» **Challenge**
Reproduce the listing below in full and without alteration, apart from its pictures.
──────── Data lines
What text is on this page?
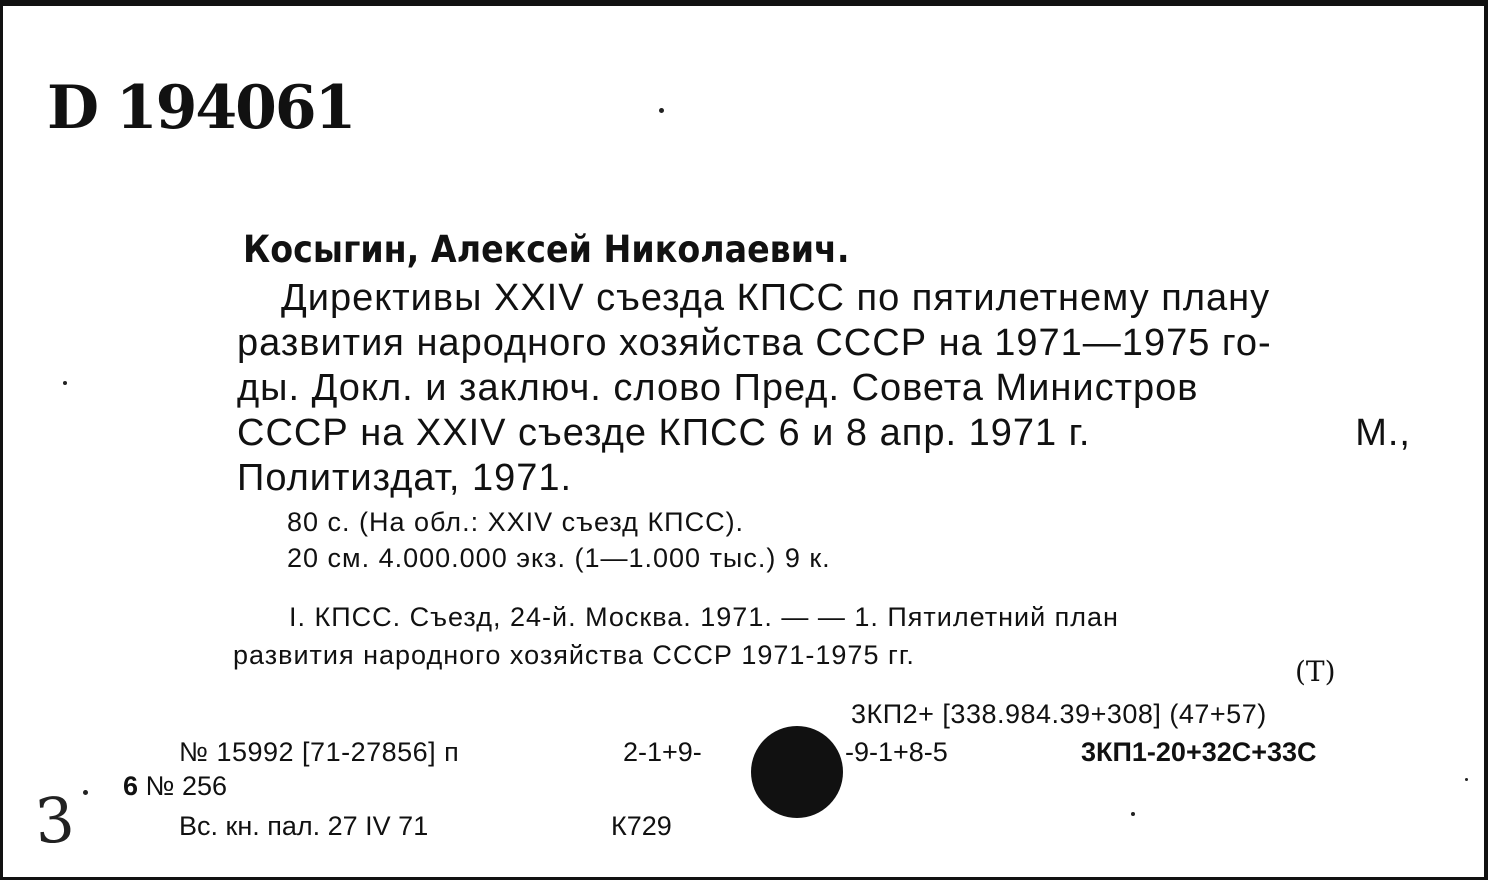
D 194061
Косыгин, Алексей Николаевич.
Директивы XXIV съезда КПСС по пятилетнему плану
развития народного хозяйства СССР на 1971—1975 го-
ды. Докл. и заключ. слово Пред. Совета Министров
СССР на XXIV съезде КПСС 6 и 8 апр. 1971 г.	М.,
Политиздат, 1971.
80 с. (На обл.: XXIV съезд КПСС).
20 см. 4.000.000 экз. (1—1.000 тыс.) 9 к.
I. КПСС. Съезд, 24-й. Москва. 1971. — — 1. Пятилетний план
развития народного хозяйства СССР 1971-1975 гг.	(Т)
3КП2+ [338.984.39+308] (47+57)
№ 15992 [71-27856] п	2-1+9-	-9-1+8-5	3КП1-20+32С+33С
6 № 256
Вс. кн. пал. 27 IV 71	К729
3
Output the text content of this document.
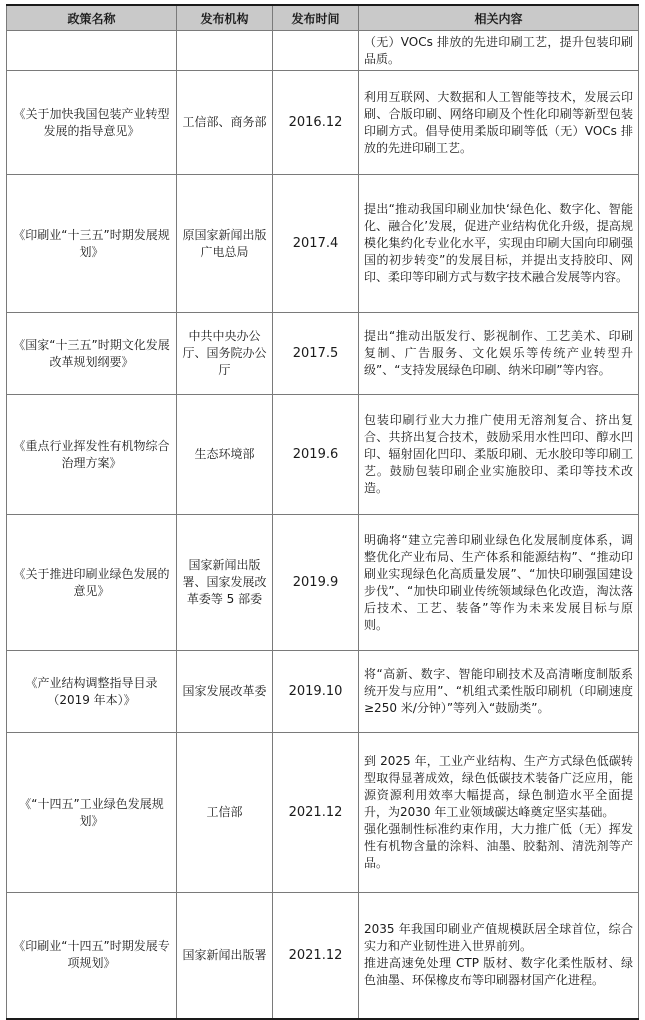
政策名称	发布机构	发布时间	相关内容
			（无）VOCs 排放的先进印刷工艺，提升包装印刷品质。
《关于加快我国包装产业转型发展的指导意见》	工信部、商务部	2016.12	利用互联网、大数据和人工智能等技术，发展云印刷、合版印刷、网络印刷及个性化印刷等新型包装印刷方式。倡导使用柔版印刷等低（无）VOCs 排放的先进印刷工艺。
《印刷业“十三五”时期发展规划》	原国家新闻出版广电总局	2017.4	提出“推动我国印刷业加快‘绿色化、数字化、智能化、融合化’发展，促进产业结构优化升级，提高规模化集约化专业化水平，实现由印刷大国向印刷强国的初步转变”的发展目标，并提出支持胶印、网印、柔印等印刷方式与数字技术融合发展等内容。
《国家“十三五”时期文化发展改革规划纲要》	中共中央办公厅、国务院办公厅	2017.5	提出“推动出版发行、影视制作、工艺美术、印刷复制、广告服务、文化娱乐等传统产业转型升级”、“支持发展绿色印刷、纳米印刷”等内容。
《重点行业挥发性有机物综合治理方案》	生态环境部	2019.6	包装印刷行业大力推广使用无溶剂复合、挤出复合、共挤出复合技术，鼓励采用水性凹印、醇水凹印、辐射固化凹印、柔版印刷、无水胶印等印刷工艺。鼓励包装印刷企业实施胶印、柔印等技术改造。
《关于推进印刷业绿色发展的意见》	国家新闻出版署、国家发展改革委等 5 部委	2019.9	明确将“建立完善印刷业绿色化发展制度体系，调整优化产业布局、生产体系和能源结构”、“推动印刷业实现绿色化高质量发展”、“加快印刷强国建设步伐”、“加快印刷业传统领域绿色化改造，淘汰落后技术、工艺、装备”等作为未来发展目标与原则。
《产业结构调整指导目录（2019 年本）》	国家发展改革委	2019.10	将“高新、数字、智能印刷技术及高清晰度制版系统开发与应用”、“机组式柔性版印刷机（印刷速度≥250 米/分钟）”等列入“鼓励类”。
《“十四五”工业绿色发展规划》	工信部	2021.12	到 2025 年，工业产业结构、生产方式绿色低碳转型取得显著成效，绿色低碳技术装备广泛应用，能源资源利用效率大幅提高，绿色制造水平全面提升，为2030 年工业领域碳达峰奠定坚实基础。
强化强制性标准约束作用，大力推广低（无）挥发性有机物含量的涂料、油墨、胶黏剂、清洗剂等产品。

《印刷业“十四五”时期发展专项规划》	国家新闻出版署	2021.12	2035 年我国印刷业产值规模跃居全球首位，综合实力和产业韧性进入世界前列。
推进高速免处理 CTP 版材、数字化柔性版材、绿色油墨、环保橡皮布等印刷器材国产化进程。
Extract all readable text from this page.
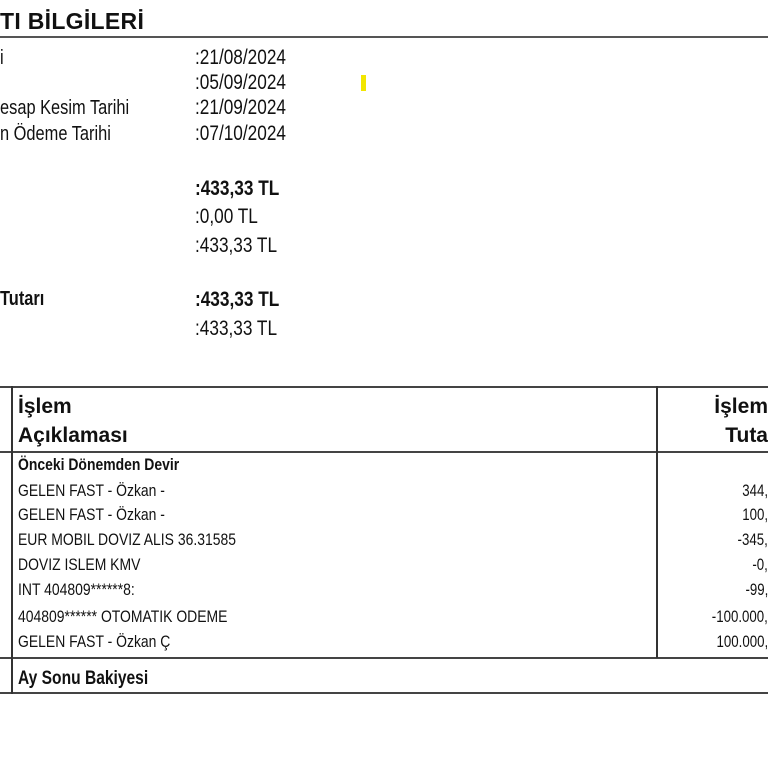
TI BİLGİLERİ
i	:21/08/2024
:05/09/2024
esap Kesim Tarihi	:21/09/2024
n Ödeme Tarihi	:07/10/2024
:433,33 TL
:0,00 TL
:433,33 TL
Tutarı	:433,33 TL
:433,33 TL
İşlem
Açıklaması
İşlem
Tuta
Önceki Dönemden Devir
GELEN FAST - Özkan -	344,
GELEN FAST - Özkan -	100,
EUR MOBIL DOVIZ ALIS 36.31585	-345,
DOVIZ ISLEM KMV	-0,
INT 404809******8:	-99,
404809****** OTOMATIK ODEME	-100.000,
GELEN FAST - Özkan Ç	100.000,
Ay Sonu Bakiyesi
────────────────
» **Right answer**
What text is on this page?
D 194061
Косыгин, Алексей Николаевич.
Директивы XXIV съезда КПСС по пятилетнему плану
развития народного хозяйства СССР на 1971—1975 го-
ды. Докл. и заключ. слово Пред. Совета Министров
СССР на XXIV съезде КПСС 6 и 8 апр. 1971 г.	М.,
Политиздат, 1971.
80 с. (На обл.: XXIV съезд КПСС).
20 см. 4.000.000 экз. (1—1.000 тыс.) 9 к.
I. КПСС. Съезд, 24-й. Москва. 1971. — — 1. Пятилетний план
развития народного хозяйства СССР 1971-1975 гг.	(Т)
3КП2+ [338.984.39+308] (47+57)
№ 15992 [71-27856] п	2-1+9-	-9-1+8-5	3КП1-20+32С+33С
6 № 256
Вс. кн. пал. 27 IV 71	К729
3
Output the text content of this document.
政策名称	发布机构	发布时间	相关内容
			（无）VOCs 排放的先进印刷工艺，提升包装印刷品质。
《关于加快我国包装产业转型发展的指导意见》	工信部、商务部	2016.12	利用互联网、大数据和人工智能等技术，发展云印刷、合版印刷、网络印刷及个性化印刷等新型包装印刷方式。倡导使用柔版印刷等低（无）VOCs 排放的先进印刷工艺。
《印刷业“十三五”时期发展规划》	原国家新闻出版广电总局	2017.4	提出“推动我国印刷业加快‘绿色化、数字化、智能化、融合化’发展，促进产业结构优化升级，提高规模化集约化专业化水平，实现由印刷大国向印刷强国的初步转变”的发展目标，并提出支持胶印、网印、柔印等印刷方式与数字技术融合发展等内容。
《国家“十三五”时期文化发展改革规划纲要》	中共中央办公厅、国务院办公厅	2017.5	提出“推动出版发行、影视制作、工艺美术、印刷复制、广告服务、文化娱乐等传统产业转型升级”、“支持发展绿色印刷、纳米印刷”等内容。
《重点行业挥发性有机物综合治理方案》	生态环境部	2019.6	包装印刷行业大力推广使用无溶剂复合、挤出复合、共挤出复合技术，鼓励采用水性凹印、醇水凹印、辐射固化凹印、柔版印刷、无水胶印等印刷工艺。鼓励包装印刷企业实施胶印、柔印等技术改造。
《关于推进印刷业绿色发展的意见》	国家新闻出版署、国家发展改革委等 5 部委	2019.9	明确将“建立完善印刷业绿色化发展制度体系，调整优化产业布局、生产体系和能源结构”、“推动印刷业实现绿色化高质量发展”、“加快印刷强国建设步伐”、“加快印刷业传统领域绿色化改造，淘汰落后技术、工艺、装备”等作为未来发展目标与原则。
《产业结构调整指导目录（2019 年本）》	国家发展改革委	2019.10	将“高新、数字、智能印刷技术及高清晰度制版系统开发与应用”、“机组式柔性版印刷机（印刷速度≥250 米/分钟）”等列入“鼓励类”。
《“十四五”工业绿色发展规划》	工信部	2021.12	到 2025 年，工业产业结构、生产方式绿色低碳转型取得显著成效，绿色低碳技术装备广泛应用，能源资源利用效率大幅提高，绿色制造水平全面提升，为2030 年工业领域碳达峰奠定坚实基础。
强化强制性标准约束作用，大力推广低（无）挥发性有机物含量的涂料、油墨、胶黏剂、清洗剂等产品。

《印刷业“十四五”时期发展专项规划》	国家新闻出版署	2021.12	2035 年我国印刷业产值规模跃居全球首位，综合实力和产业韧性进入世界前列。
推进高速免处理 CTP 版材、数字化柔性版材、绿色油墨、环保橡皮布等印刷器材国产化进程。
Extract all readable text from this page.
TI BİLGİLERİ
i	:21/08/2024
:05/09/2024
esap Kesim Tarihi	:21/09/2024
n Ödeme Tarihi	:07/10/2024
:433,33 TL
:0,00 TL
:433,33 TL
Tutarı	:433,33 TL
:433,33 TL
İşlem
Açıklaması
İşlem
Tuta
Önceki Dönemden Devir
GELEN FAST - Özkan -	344,
GELEN FAST - Özkan -	100,
EUR MOBIL DOVIZ ALIS 36.31585	-345,
DOVIZ ISLEM KMV	-0,
INT 404809******8:	-99,
404809****** OTOMATIK ODEME	-100.000,
GELEN FAST - Özkan Ç	100.000,
Ay Sonu Bakiyesi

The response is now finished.